→ **Directive**
Can you quote the records below in full, word for word?

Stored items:

◆ ◆ ◆

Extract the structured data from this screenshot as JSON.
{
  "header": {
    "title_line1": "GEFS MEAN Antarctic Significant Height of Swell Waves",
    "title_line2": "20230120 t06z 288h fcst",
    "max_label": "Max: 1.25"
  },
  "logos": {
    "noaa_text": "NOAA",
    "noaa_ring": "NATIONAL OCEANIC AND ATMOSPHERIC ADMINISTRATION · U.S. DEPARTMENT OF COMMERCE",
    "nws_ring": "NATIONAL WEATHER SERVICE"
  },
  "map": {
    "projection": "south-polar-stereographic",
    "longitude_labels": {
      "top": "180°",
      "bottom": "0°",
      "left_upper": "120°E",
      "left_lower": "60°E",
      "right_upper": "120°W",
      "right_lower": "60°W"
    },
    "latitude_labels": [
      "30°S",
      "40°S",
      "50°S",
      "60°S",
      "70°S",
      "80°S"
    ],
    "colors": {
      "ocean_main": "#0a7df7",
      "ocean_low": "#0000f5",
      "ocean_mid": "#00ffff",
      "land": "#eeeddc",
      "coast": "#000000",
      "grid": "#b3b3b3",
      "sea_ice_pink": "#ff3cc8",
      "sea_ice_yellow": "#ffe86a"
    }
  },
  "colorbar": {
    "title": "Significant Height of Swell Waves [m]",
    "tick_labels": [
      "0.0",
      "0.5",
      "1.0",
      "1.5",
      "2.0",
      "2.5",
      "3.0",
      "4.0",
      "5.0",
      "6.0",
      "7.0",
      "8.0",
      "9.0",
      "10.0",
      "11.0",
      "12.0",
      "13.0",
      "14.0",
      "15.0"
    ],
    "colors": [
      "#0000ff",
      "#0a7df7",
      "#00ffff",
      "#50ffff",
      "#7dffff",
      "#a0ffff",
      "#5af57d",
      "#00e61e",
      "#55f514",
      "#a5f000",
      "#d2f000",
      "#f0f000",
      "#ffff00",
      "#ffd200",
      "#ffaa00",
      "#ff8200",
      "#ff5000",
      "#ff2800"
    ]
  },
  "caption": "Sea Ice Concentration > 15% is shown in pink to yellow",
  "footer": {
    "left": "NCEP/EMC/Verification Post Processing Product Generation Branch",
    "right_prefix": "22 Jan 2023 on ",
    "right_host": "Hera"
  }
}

◆ ◆ ◆

→ **Output below**
Extract the structured data from this screenshot as JSON.
{
  "header": {
    "title_line1": "GEFS MEAN Antarctic Significant Height of Swell Waves",
    "title_line2": "20230120 t06z 288h fcst",
    "max_label": "Max: 1.25"
  },
  "logos": {
    "noaa_text": "NOAA",
    "noaa_ring": "NATIONAL OCEANIC AND ATMOSPHERIC ADMINISTRATION · U.S. DEPARTMENT OF COMMERCE",
    "nws_ring": "NATIONAL WEATHER SERVICE"
  },
  "map": {
    "projection": "south-polar-stereographic",
    "longitude_labels": {
      "top": "180°",
      "bottom": "0°",
      "left_upper": "120°E",
      "left_lower": "60°E",
      "right_upper": "120°W",
      "right_lower": "60°W"
    },
    "latitude_labels": [
      "30°S",
      "40°S",
      "50°S",
      "60°S",
      "70°S",
      "80°S"
    ],
    "colors": {
      "ocean_main": "#0a7df7",
      "ocean_low": "#0000f5",
      "ocean_mid": "#00ffff",
      "land": "#eeeddc",
      "coast": "#000000",
      "grid": "#b3b3b3",
      "sea_ice_pink": "#ff3cc8",
      "sea_ice_yellow": "#ffe86a"
    }
  },
  "colorbar": {
    "title": "Significant Height of Swell Waves [m]",
    "tick_labels": [
      "0.0",
      "0.5",
      "1.0",
      "1.5",
      "2.0",
      "2.5",
      "3.0",
      "4.0",
      "5.0",
      "6.0",
      "7.0",
      "8.0",
      "9.0",
      "10.0",
      "11.0",
      "12.0",
      "13.0",
      "14.0",
      "15.0"
    ],
    "colors": [
      "#0000ff",
      "#0a7df7",
      "#00ffff",
      "#50ffff",
      "#7dffff",
      "#a0ffff",
      "#5af57d",
      "#00e61e",
      "#55f514",
      "#a5f000",
      "#d2f000",
      "#f0f000",
      "#ffff00",
      "#ffd200",
      "#ffaa00",
      "#ff8200",
      "#ff5000",
      "#ff2800"
    ]
  },
  "caption": "Sea Ice Concentration > 15% is shown in pink to yellow",
  "footer": {
    "left": "NCEP/EMC/Verification Post Processing Product Generation Branch",
    "right_prefix": "22 Jan 2023 on ",
    "right_host": "Hera"
  }
}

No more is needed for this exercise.